— begin Records for the task —
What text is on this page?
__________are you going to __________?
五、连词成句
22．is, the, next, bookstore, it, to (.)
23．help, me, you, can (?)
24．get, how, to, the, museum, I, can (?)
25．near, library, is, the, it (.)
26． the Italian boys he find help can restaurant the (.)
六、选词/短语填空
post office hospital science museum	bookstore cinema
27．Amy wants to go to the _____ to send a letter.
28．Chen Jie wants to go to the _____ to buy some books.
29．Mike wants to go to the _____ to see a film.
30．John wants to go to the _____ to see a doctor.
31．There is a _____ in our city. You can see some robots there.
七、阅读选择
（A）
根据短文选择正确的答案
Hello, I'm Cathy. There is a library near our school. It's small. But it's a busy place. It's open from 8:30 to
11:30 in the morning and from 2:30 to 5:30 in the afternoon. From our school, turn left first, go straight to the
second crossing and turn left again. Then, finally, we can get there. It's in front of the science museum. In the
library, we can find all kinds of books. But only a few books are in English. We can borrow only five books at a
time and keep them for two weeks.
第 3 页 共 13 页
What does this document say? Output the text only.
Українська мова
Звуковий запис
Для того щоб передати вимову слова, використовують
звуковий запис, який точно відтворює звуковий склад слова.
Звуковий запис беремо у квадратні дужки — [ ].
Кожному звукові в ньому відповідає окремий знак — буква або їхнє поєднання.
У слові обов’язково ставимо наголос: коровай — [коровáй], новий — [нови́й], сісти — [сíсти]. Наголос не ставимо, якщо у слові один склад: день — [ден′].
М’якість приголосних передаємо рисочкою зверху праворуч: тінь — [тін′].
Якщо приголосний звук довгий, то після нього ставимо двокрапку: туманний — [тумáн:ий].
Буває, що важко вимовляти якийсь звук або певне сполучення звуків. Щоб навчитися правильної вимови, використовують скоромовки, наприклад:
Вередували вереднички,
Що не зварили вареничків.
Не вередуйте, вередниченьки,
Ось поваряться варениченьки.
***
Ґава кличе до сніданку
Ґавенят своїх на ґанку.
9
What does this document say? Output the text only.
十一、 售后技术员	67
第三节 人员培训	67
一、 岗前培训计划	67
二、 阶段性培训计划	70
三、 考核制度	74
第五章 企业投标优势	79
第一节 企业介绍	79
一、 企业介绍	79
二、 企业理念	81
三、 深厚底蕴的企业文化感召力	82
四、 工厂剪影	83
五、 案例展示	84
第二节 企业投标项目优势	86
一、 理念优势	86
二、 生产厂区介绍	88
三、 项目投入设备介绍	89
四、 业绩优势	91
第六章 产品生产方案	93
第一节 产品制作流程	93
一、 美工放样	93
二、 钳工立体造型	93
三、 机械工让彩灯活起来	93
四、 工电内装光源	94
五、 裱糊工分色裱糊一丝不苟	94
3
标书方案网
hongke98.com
— end Records for the task —
Aim: Reproduce the material above exactly; please quote every line of it.

Response to the exercise:
What text is on this page?
__________are you going to __________?
五、连词成句
22．is, the, next, bookstore, it, to (.)
23．help, me, you, can (?)
24．get, how, to, the, museum, I, can (?)
25．near, library, is, the, it (.)
26． the Italian boys he find help can restaurant the (.)
六、选词/短语填空
post office hospital science museum	bookstore cinema
27．Amy wants to go to the _____ to send a letter.
28．Chen Jie wants to go to the _____ to buy some books.
29．Mike wants to go to the _____ to see a film.
30．John wants to go to the _____ to see a doctor.
31．There is a _____ in our city. You can see some robots there.
七、阅读选择
（A）
根据短文选择正确的答案
Hello, I'm Cathy. There is a library near our school. It's small. But it's a busy place. It's open from 8:30 to
11:30 in the morning and from 2:30 to 5:30 in the afternoon. From our school, turn left first, go straight to the
second crossing and turn left again. Then, finally, we can get there. It's in front of the science museum. In the
library, we can find all kinds of books. But only a few books are in English. We can borrow only five books at a
time and keep them for two weeks.
第 3 页 共 13 页
What does this document say? Output the text only.
Українська мова
Звуковий запис
Для того щоб передати вимову слова, використовують
звуковий запис, який точно відтворює звуковий склад слова.
Звуковий запис беремо у квадратні дужки — [ ].
Кожному звукові в ньому відповідає окремий знак — буква або їхнє поєднання.
У слові обов’язково ставимо наголос: коровай — [коровáй], новий — [нови́й], сісти — [сíсти]. Наголос не ставимо, якщо у слові один склад: день — [ден′].
М’якість приголосних передаємо рисочкою зверху праворуч: тінь — [тін′].
Якщо приголосний звук довгий, то після нього ставимо двокрапку: туманний — [тумáн:ий].
Буває, що важко вимовляти якийсь звук або певне сполучення звуків. Щоб навчитися правильної вимови, використовують скоромовки, наприклад:
Вередували вереднички,
Що не зварили вареничків.
Не вередуйте, вередниченьки,
Ось поваряться варениченьки.
***
Ґава кличе до сніданку
Ґавенят своїх на ґанку.
9
What does this document say? Output the text only.
十一、 售后技术员	67
第三节 人员培训	67
一、 岗前培训计划	67
二、 阶段性培训计划	70
三、 考核制度	74
第五章 企业投标优势	79
第一节 企业介绍	79
一、 企业介绍	79
二、 企业理念	81
三、 深厚底蕴的企业文化感召力	82
四、 工厂剪影	83
五、 案例展示	84
第二节 企业投标项目优势	86
一、 理念优势	86
二、 生产厂区介绍	88
三、 项目投入设备介绍	89
四、 业绩优势	91
第六章 产品生产方案	93
第一节 产品制作流程	93
一、 美工放样	93
二、 钳工立体造型	93
三、 机械工让彩灯活起来	93
四、 工电内装光源	94
五、 裱糊工分色裱糊一丝不苟	94
3
标书方案网
hongke98.com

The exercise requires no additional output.